Exercise input =

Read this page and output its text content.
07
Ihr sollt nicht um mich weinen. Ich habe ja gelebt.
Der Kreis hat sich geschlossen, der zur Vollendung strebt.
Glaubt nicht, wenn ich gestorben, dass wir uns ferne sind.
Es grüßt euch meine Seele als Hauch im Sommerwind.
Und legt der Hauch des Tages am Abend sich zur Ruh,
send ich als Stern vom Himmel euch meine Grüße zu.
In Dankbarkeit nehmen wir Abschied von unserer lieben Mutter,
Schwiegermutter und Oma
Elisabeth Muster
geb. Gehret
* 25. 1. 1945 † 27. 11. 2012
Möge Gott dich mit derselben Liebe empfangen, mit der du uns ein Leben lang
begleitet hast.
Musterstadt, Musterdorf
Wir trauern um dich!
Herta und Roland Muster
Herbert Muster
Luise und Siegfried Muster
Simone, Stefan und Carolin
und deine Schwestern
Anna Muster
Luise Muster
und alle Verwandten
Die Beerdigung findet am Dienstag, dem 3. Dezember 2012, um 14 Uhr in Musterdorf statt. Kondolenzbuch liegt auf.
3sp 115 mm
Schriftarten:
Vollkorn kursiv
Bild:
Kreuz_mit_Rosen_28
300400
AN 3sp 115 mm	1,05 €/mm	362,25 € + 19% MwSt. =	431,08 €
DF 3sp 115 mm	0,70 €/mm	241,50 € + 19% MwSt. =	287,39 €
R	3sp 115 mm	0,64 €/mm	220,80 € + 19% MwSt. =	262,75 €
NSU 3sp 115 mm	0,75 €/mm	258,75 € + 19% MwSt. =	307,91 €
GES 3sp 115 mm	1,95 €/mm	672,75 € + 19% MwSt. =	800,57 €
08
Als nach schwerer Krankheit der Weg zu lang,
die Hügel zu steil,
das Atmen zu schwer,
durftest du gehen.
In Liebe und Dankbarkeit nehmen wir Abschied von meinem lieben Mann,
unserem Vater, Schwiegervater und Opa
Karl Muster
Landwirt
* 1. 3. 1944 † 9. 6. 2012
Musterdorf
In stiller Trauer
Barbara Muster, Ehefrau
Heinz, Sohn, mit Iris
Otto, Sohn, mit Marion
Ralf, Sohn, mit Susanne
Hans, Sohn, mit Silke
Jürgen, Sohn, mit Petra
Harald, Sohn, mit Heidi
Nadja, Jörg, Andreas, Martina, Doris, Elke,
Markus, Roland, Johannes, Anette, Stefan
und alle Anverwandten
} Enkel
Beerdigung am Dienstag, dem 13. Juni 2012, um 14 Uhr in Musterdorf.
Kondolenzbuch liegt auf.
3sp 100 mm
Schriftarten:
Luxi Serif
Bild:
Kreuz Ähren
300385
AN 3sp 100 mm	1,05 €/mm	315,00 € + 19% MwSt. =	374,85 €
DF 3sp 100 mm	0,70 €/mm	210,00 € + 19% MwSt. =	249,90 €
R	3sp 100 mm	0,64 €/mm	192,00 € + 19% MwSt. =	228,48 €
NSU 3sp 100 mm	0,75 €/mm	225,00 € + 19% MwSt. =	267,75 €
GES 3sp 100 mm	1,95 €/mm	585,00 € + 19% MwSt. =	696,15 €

Aim of the task =
Everything in the listing above should be restated exactly.

Result for this task =
Read this page and output its text content.
07
Ihr sollt nicht um mich weinen. Ich habe ja gelebt.
Der Kreis hat sich geschlossen, der zur Vollendung strebt.
Glaubt nicht, wenn ich gestorben, dass wir uns ferne sind.
Es grüßt euch meine Seele als Hauch im Sommerwind.
Und legt der Hauch des Tages am Abend sich zur Ruh,
send ich als Stern vom Himmel euch meine Grüße zu.
In Dankbarkeit nehmen wir Abschied von unserer lieben Mutter,
Schwiegermutter und Oma
Elisabeth Muster
geb. Gehret
* 25. 1. 1945 † 27. 11. 2012
Möge Gott dich mit derselben Liebe empfangen, mit der du uns ein Leben lang
begleitet hast.
Musterstadt, Musterdorf
Wir trauern um dich!
Herta und Roland Muster
Herbert Muster
Luise und Siegfried Muster
Simone, Stefan und Carolin
und deine Schwestern
Anna Muster
Luise Muster
und alle Verwandten
Die Beerdigung findet am Dienstag, dem 3. Dezember 2012, um 14 Uhr in Musterdorf statt. Kondolenzbuch liegt auf.
3sp 115 mm
Schriftarten:
Vollkorn kursiv
Bild:
Kreuz_mit_Rosen_28
300400
AN 3sp 115 mm	1,05 €/mm	362,25 € + 19% MwSt. =	431,08 €
DF 3sp 115 mm	0,70 €/mm	241,50 € + 19% MwSt. =	287,39 €
R	3sp 115 mm	0,64 €/mm	220,80 € + 19% MwSt. =	262,75 €
NSU 3sp 115 mm	0,75 €/mm	258,75 € + 19% MwSt. =	307,91 €
GES 3sp 115 mm	1,95 €/mm	672,75 € + 19% MwSt. =	800,57 €
08
Als nach schwerer Krankheit der Weg zu lang,
die Hügel zu steil,
das Atmen zu schwer,
durftest du gehen.
In Liebe und Dankbarkeit nehmen wir Abschied von meinem lieben Mann,
unserem Vater, Schwiegervater und Opa
Karl Muster
Landwirt
* 1. 3. 1944 † 9. 6. 2012
Musterdorf
In stiller Trauer
Barbara Muster, Ehefrau
Heinz, Sohn, mit Iris
Otto, Sohn, mit Marion
Ralf, Sohn, mit Susanne
Hans, Sohn, mit Silke
Jürgen, Sohn, mit Petra
Harald, Sohn, mit Heidi
Nadja, Jörg, Andreas, Martina, Doris, Elke,
Markus, Roland, Johannes, Anette, Stefan
und alle Anverwandten
} Enkel
Beerdigung am Dienstag, dem 13. Juni 2012, um 14 Uhr in Musterdorf.
Kondolenzbuch liegt auf.
3sp 100 mm
Schriftarten:
Luxi Serif
Bild:
Kreuz Ähren
300385
AN 3sp 100 mm	1,05 €/mm	315,00 € + 19% MwSt. =	374,85 €
DF 3sp 100 mm	0,70 €/mm	210,00 € + 19% MwSt. =	249,90 €
R	3sp 100 mm	0,64 €/mm	192,00 € + 19% MwSt. =	228,48 €
NSU 3sp 100 mm	0,75 €/mm	225,00 € + 19% MwSt. =	267,75 €
GES 3sp 100 mm	1,95 €/mm	585,00 € + 19% MwSt. =	696,15 €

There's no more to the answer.